* [SET EXERCISE] Output, verbatim, the lines of the material from the one containing "data-point xyxy=(358,489,371,502)" through the one containing "x-tick-label: 0 xyxy=(1655,604,1665,624)", both included.
::::
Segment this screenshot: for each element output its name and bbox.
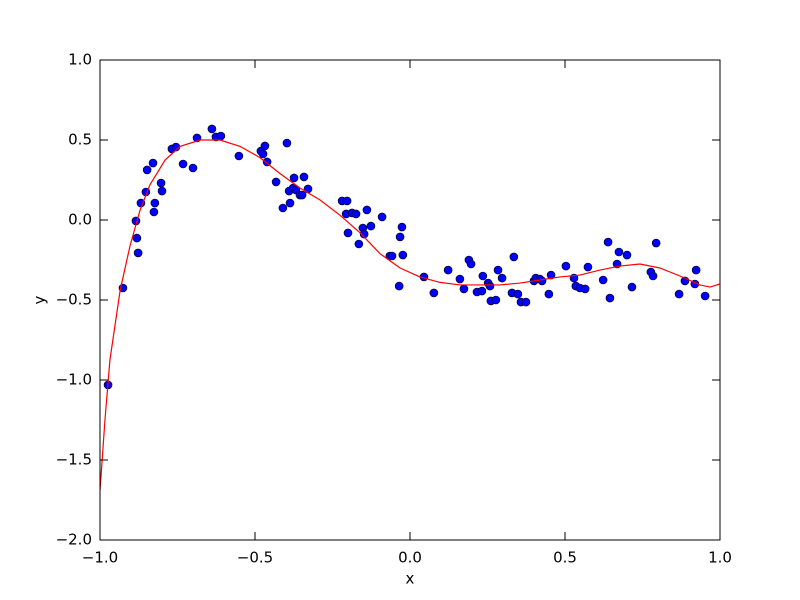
y-tick-label: 0.5	[68, 131, 92, 149]
scatter-point	[544, 289, 554, 299]
scatter-point	[377, 212, 387, 222]
scatter-point	[485, 281, 495, 291]
plot-area	[100, 124, 720, 491]
scatter-point	[521, 297, 531, 307]
scatter-point	[285, 198, 295, 208]
x-tick-label: −0.5	[237, 549, 273, 567]
scatter-point	[583, 262, 593, 272]
y-tick-label: −1.5	[56, 451, 92, 469]
scatter-point	[148, 158, 158, 168]
scatter-point	[142, 165, 152, 175]
scatter-point	[342, 196, 352, 206]
x-axis-label: x	[406, 570, 415, 588]
scatter-point	[188, 163, 198, 173]
scatter-point	[362, 205, 372, 215]
scatter-point	[397, 222, 407, 232]
scatter-point	[561, 261, 571, 271]
scatter-point	[271, 177, 281, 187]
scatter-point	[509, 252, 519, 262]
scatter-point	[622, 250, 632, 260]
scatter-point	[351, 209, 361, 219]
scatter-point	[443, 265, 453, 275]
scatter-point	[387, 251, 397, 261]
scatter-point	[178, 159, 188, 169]
scatter-point	[497, 273, 507, 283]
scatter-point	[674, 289, 684, 299]
scatter-point	[455, 274, 465, 284]
scatter-point	[478, 271, 488, 281]
scatter-point	[648, 271, 658, 281]
scatter-point	[278, 203, 288, 213]
scatter-point	[133, 248, 143, 258]
scatter-point	[157, 186, 167, 196]
scatter-point	[258, 149, 268, 159]
scatter-point	[132, 233, 142, 243]
scatter-point	[260, 141, 270, 151]
scatter-point	[513, 289, 523, 299]
y-tick-label: −1.0	[56, 371, 92, 389]
scatter-point	[343, 228, 353, 238]
x-tick-label: 0.0	[398, 549, 422, 567]
scatter-point	[234, 151, 244, 161]
scatter-point	[477, 286, 487, 296]
scatter-point	[149, 207, 159, 217]
scatter-point	[614, 247, 624, 257]
scatter-point	[493, 265, 503, 275]
scatter-point	[627, 282, 637, 292]
scatter-point	[546, 270, 556, 280]
fit-line	[100, 139, 720, 491]
scatter-point	[297, 190, 307, 200]
scatter-point	[354, 239, 364, 249]
y-tick-label: −0.5	[56, 291, 92, 309]
scatter-point	[429, 288, 439, 298]
scatter-point	[459, 284, 469, 294]
scatter-point	[691, 265, 701, 275]
y-tick-label: 1.0	[68, 51, 92, 69]
x-tick-label: 0.5	[553, 549, 577, 567]
x-tick-label: −1.0	[82, 549, 118, 567]
scatter-point	[466, 259, 476, 269]
scatter-point	[207, 124, 217, 134]
y-tick-label: −2.0	[56, 531, 92, 549]
scatter-point	[651, 238, 661, 248]
scatter-point	[598, 275, 608, 285]
scatter-point	[700, 291, 710, 301]
scatter-point	[603, 237, 613, 247]
scatter-point	[150, 198, 160, 208]
scatter-point	[289, 173, 299, 183]
y-axis-label: y	[31, 295, 49, 304]
scatter-point	[537, 276, 547, 286]
y-tick-label: 0.0	[68, 211, 92, 229]
scatter-point	[216, 131, 226, 141]
x-tick-label: 1.0	[708, 549, 732, 567]
scatter-point	[282, 138, 292, 148]
scatter-point	[394, 281, 404, 291]
scatter-point	[398, 250, 408, 260]
scatter-point	[366, 221, 376, 231]
scatter-point	[299, 172, 309, 182]
scatter-point	[156, 178, 166, 188]
scatter-point	[605, 293, 615, 303]
scatter-point	[359, 229, 369, 239]
scatter-point	[395, 232, 405, 242]
scatter-point	[491, 295, 501, 305]
scatter-point	[580, 284, 590, 294]
scatter-point	[262, 157, 272, 167]
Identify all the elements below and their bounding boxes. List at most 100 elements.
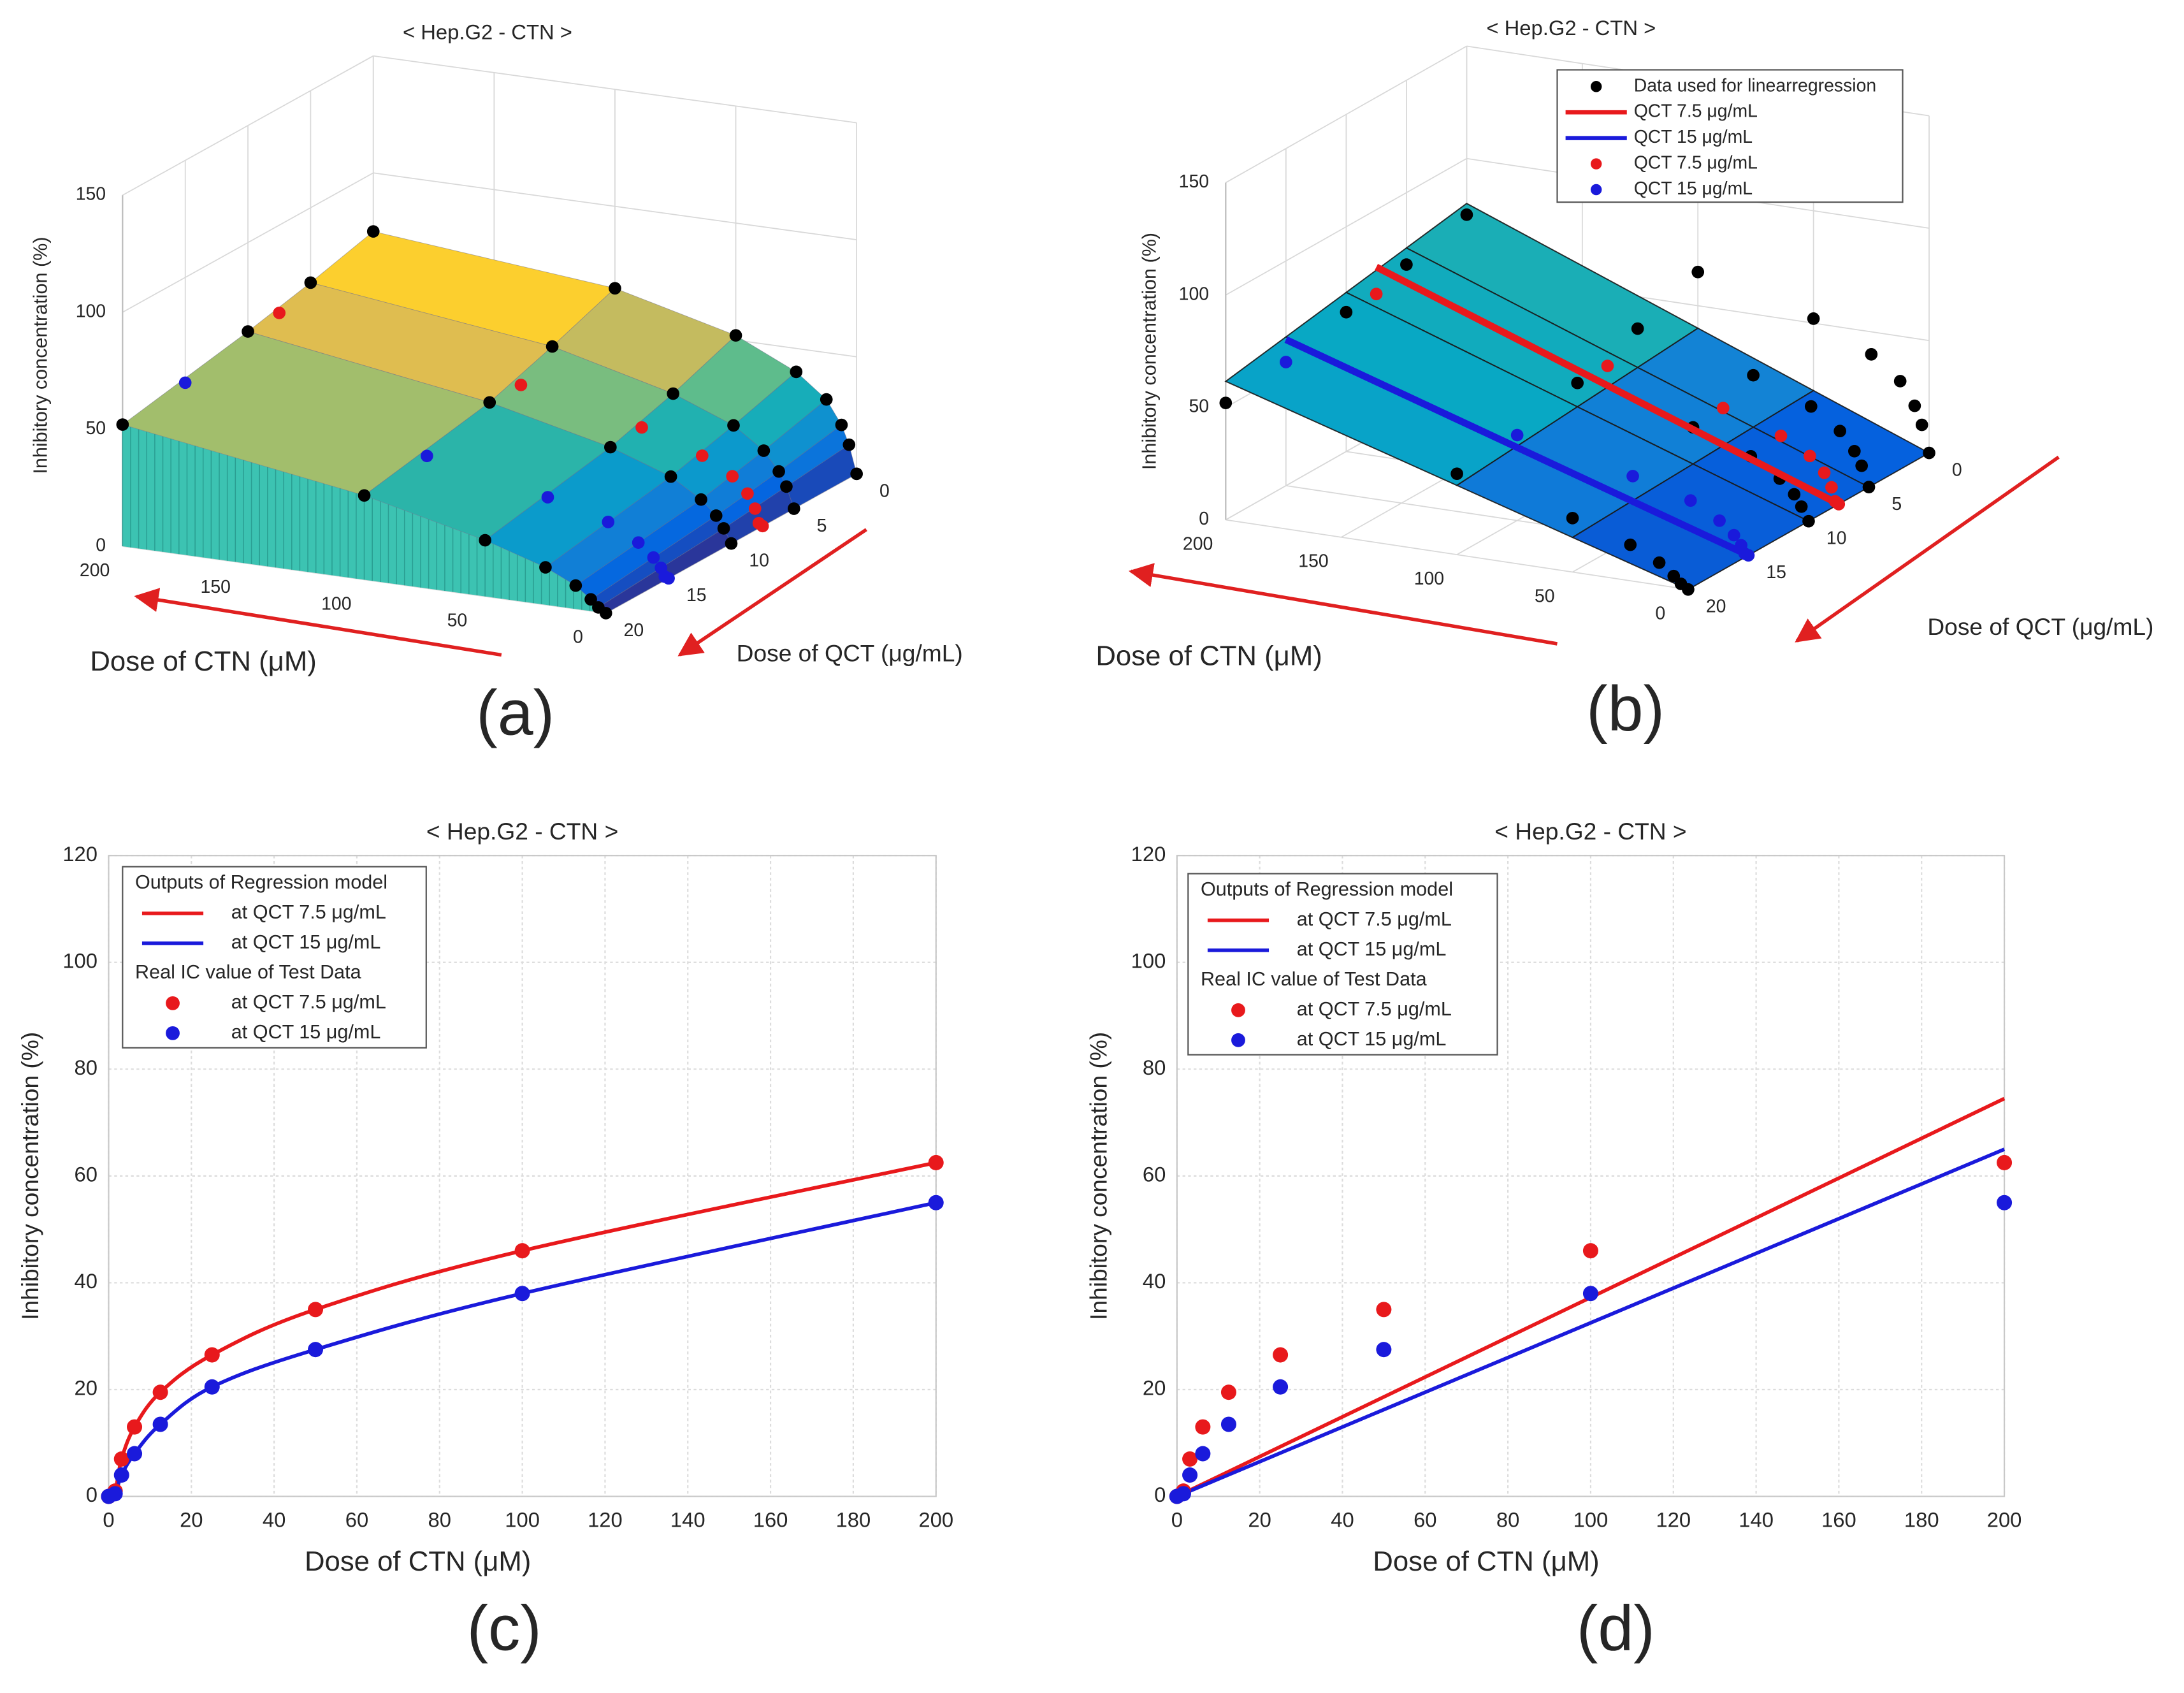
data-point xyxy=(358,489,371,502)
y-tick-label: 15 xyxy=(686,585,707,606)
data-point xyxy=(928,1195,944,1210)
data-point xyxy=(632,536,645,549)
data-point xyxy=(928,1154,944,1170)
x-tick-label: 0 xyxy=(573,627,583,648)
x-tick-label: 0 xyxy=(1655,604,1665,624)
legend-label: QCT 15 μg/mL xyxy=(1634,127,1753,147)
y-tick-label: 100 xyxy=(62,948,98,972)
data-point xyxy=(308,1302,324,1318)
x-tick-label: 200 xyxy=(80,560,110,581)
x-tick-label: 50 xyxy=(447,611,468,631)
data-point xyxy=(1219,396,1233,409)
x-tick-label: 160 xyxy=(1821,1508,1856,1532)
grid-line xyxy=(373,55,857,124)
data-point xyxy=(752,516,765,530)
data-point xyxy=(116,418,129,431)
data-point xyxy=(483,396,496,409)
legend-swatch xyxy=(1231,1033,1245,1047)
x-tick-label: 180 xyxy=(1904,1508,1939,1532)
data-point xyxy=(1865,348,1878,361)
data-point xyxy=(1818,466,1831,479)
data-point xyxy=(1691,265,1705,279)
data-point xyxy=(709,509,723,522)
z-tick-label: 100 xyxy=(76,301,106,321)
data-point xyxy=(421,449,433,463)
legend-label: at QCT 15 μg/mL xyxy=(1297,1028,1447,1050)
legend-label: at QCT 7.5 μg/mL xyxy=(231,901,386,923)
x-tick-label: 200 xyxy=(918,1508,953,1532)
data-point xyxy=(127,1419,143,1435)
grid-line xyxy=(1226,519,1689,590)
data-point xyxy=(1684,494,1697,507)
data-point xyxy=(1848,444,1861,458)
data-point xyxy=(1626,470,1639,483)
panel-label: (b) xyxy=(1586,673,1665,745)
data-point xyxy=(1807,312,1820,325)
y-axis-label: Inhibitory concentration (%) xyxy=(1085,1032,1111,1320)
panel-label: (a) xyxy=(476,677,554,748)
data-point xyxy=(1631,322,1644,335)
legend-heading: Outputs of Regression model xyxy=(1201,878,1453,900)
data-point xyxy=(1571,376,1584,389)
data-point xyxy=(1893,375,1907,388)
x-tick-label: 20 xyxy=(1248,1508,1271,1532)
data-point xyxy=(479,534,491,547)
x-tick-label: 80 xyxy=(428,1508,451,1532)
legend-swatch xyxy=(1231,1003,1245,1017)
data-point xyxy=(667,387,680,400)
data-point xyxy=(1220,1416,1236,1432)
legend-label: at QCT 15 μg/mL xyxy=(231,1021,381,1043)
z-tick-label: 150 xyxy=(1179,171,1209,192)
data-point xyxy=(1370,287,1383,301)
data-point xyxy=(1273,1347,1289,1363)
data-point xyxy=(757,444,770,457)
data-point xyxy=(546,340,559,353)
data-point xyxy=(1450,467,1463,481)
data-point xyxy=(1582,1286,1598,1302)
legend-label: QCT 7.5 μg/mL xyxy=(1634,101,1758,122)
y-axis-label: Inhibitory concentration (%) xyxy=(17,1032,43,1320)
data-point xyxy=(790,365,803,379)
data-point xyxy=(741,487,754,500)
data-point xyxy=(1717,402,1730,414)
y-tick-label: 0 xyxy=(86,1483,98,1506)
x-axis-label: Dose of CTN (μM) xyxy=(1096,640,1322,671)
x-tick-label: 160 xyxy=(753,1508,788,1532)
y-tick-label: 0 xyxy=(1154,1483,1166,1506)
data-point xyxy=(584,593,597,606)
plot-frame xyxy=(1176,855,2006,1497)
data-point xyxy=(1804,449,1816,463)
data-point xyxy=(787,502,800,515)
x-tick-label: 100 xyxy=(1414,569,1444,589)
y-tick-label: 80 xyxy=(1143,1056,1166,1079)
data-point xyxy=(152,1416,168,1432)
y-tick-label: 120 xyxy=(1131,842,1166,866)
data-point xyxy=(1195,1446,1211,1462)
data-point xyxy=(113,1467,129,1483)
legend-heading: Real IC value of Test Data xyxy=(135,961,361,983)
data-point xyxy=(514,379,528,391)
legend-heading: Outputs of Regression model xyxy=(135,871,387,893)
data-point xyxy=(1182,1451,1198,1467)
data-point xyxy=(592,601,605,614)
data-point xyxy=(1833,425,1846,438)
data-point xyxy=(1825,481,1838,494)
x-tick-label: 50 xyxy=(1535,586,1555,606)
data-point xyxy=(1376,1342,1392,1358)
x-tick-label: 0 xyxy=(1171,1508,1183,1532)
data-point xyxy=(1788,488,1801,501)
data-point xyxy=(541,491,554,504)
data-point xyxy=(1510,428,1524,442)
axis-arrow xyxy=(677,528,867,657)
x-tick-label: 120 xyxy=(588,1508,623,1532)
data-point xyxy=(1175,1486,1191,1502)
data-point xyxy=(1582,1243,1598,1259)
data-point xyxy=(1923,446,1935,460)
legend-heading: Real IC value of Test Data xyxy=(1201,968,1427,990)
data-point xyxy=(772,465,785,478)
y-axis-label: Dose of QCT (μg/mL) xyxy=(1927,613,2153,640)
data-point xyxy=(1802,514,1815,528)
legend-label: at QCT 7.5 μg/mL xyxy=(1297,908,1452,930)
data-point xyxy=(366,225,380,238)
::::
* [ANSWER TO THE EXERCISE]
data-point xyxy=(358,489,371,502)
y-tick-label: 15 xyxy=(686,585,707,606)
data-point xyxy=(928,1195,944,1210)
data-point xyxy=(632,536,645,549)
data-point xyxy=(928,1154,944,1170)
x-tick-label: 0 xyxy=(573,627,583,648)
x-tick-label: 0 xyxy=(1655,604,1665,624)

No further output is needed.